==== DATA FOR THE TASK
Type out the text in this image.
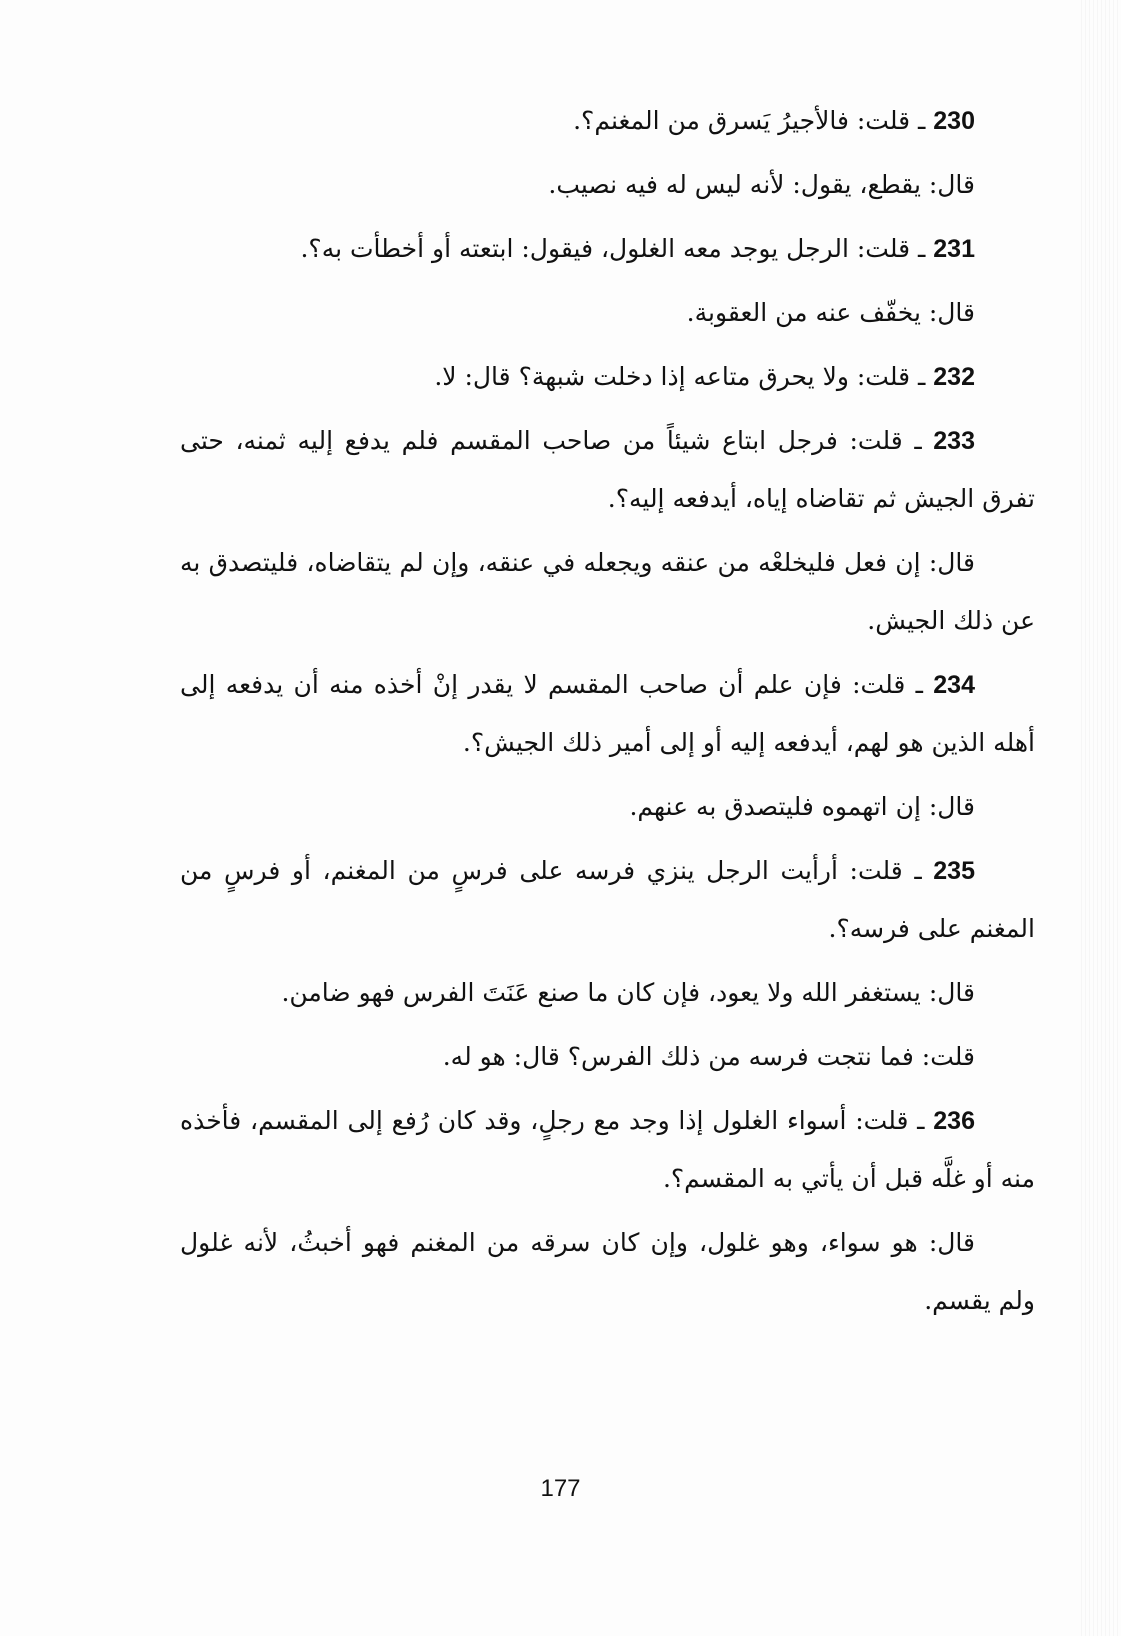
230 ـ قلت: فالأجيرُ يَسرق من المغنم؟.

قال: يقطع، يقول: لأنه ليس له فيه نصيب.

231 ـ قلت: الرجل يوجد معه الغلول، فيقول: ابتعته أو أخطأت به؟.

قال: يخفّف عنه من العقوبة.

232 ـ قلت: ولا يحرق متاعه إذا دخلت شبهة؟ قال: لا.

233 ـ قلت: فرجل ابتاع شيئاً من صاحب المقسم فلم يدفع إليه ثمنه، حتى تفرق الجيش ثم تقاضاه إياه، أيدفعه إليه؟.

قال: إن فعل فليخلعْه من عنقه ويجعله في عنقه، وإن لم يتقاضاه، فليتصدق به عن ذلك الجيش.

234 ـ قلت: فإن علم أن صاحب المقسم لا يقدر إنْ أخذه منه أن يدفعه إلى أهله الذين هو لهم، أيدفعه إليه أو إلى أمير ذلك الجيش؟.

قال: إن اتهموه فليتصدق به عنهم.

235 ـ قلت: أرأيت الرجل ينزي فرسه على فرسٍ من المغنم، أو فرسٍ من المغنم على فرسه؟.

قال: يستغفر الله ولا يعود، فإن كان ما صنع عَنَتَ الفرس فهو ضامن.

قلت: فما نتجت فرسه من ذلك الفرس؟ قال: هو له.

236 ـ قلت: أسواء الغلول إذا وجد مع رجلٍ، وقد كان رُفع إلى المقسم، فأخذه منه أو غلَّه قبل أن يأتي به المقسم؟.

قال: هو سواء، وهو غلول، وإن كان سرقه من المغنم فهو أخبثُ، لأنه غلول ولم يقسم.

177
========
WRITTEN PROBLEM: Transcribe all entries above exactly. Drop the pictures.

FINISHED TASK:
Type out the text in this image.
230 ـ قلت: فالأجيرُ يَسرق من المغنم؟.

قال: يقطع، يقول: لأنه ليس له فيه نصيب.

231 ـ قلت: الرجل يوجد معه الغلول، فيقول: ابتعته أو أخطأت به؟.

قال: يخفّف عنه من العقوبة.

232 ـ قلت: ولا يحرق متاعه إذا دخلت شبهة؟ قال: لا.

233 ـ قلت: فرجل ابتاع شيئاً من صاحب المقسم فلم يدفع إليه ثمنه، حتى تفرق الجيش ثم تقاضاه إياه، أيدفعه إليه؟.

قال: إن فعل فليخلعْه من عنقه ويجعله في عنقه، وإن لم يتقاضاه، فليتصدق به عن ذلك الجيش.

234 ـ قلت: فإن علم أن صاحب المقسم لا يقدر إنْ أخذه منه أن يدفعه إلى أهله الذين هو لهم، أيدفعه إليه أو إلى أمير ذلك الجيش؟.

قال: إن اتهموه فليتصدق به عنهم.

235 ـ قلت: أرأيت الرجل ينزي فرسه على فرسٍ من المغنم، أو فرسٍ من المغنم على فرسه؟.

قال: يستغفر الله ولا يعود، فإن كان ما صنع عَنَتَ الفرس فهو ضامن.

قلت: فما نتجت فرسه من ذلك الفرس؟ قال: هو له.

236 ـ قلت: أسواء الغلول إذا وجد مع رجلٍ، وقد كان رُفع إلى المقسم، فأخذه منه أو غلَّه قبل أن يأتي به المقسم؟.

قال: هو سواء، وهو غلول، وإن كان سرقه من المغنم فهو أخبثُ، لأنه غلول ولم يقسم.

177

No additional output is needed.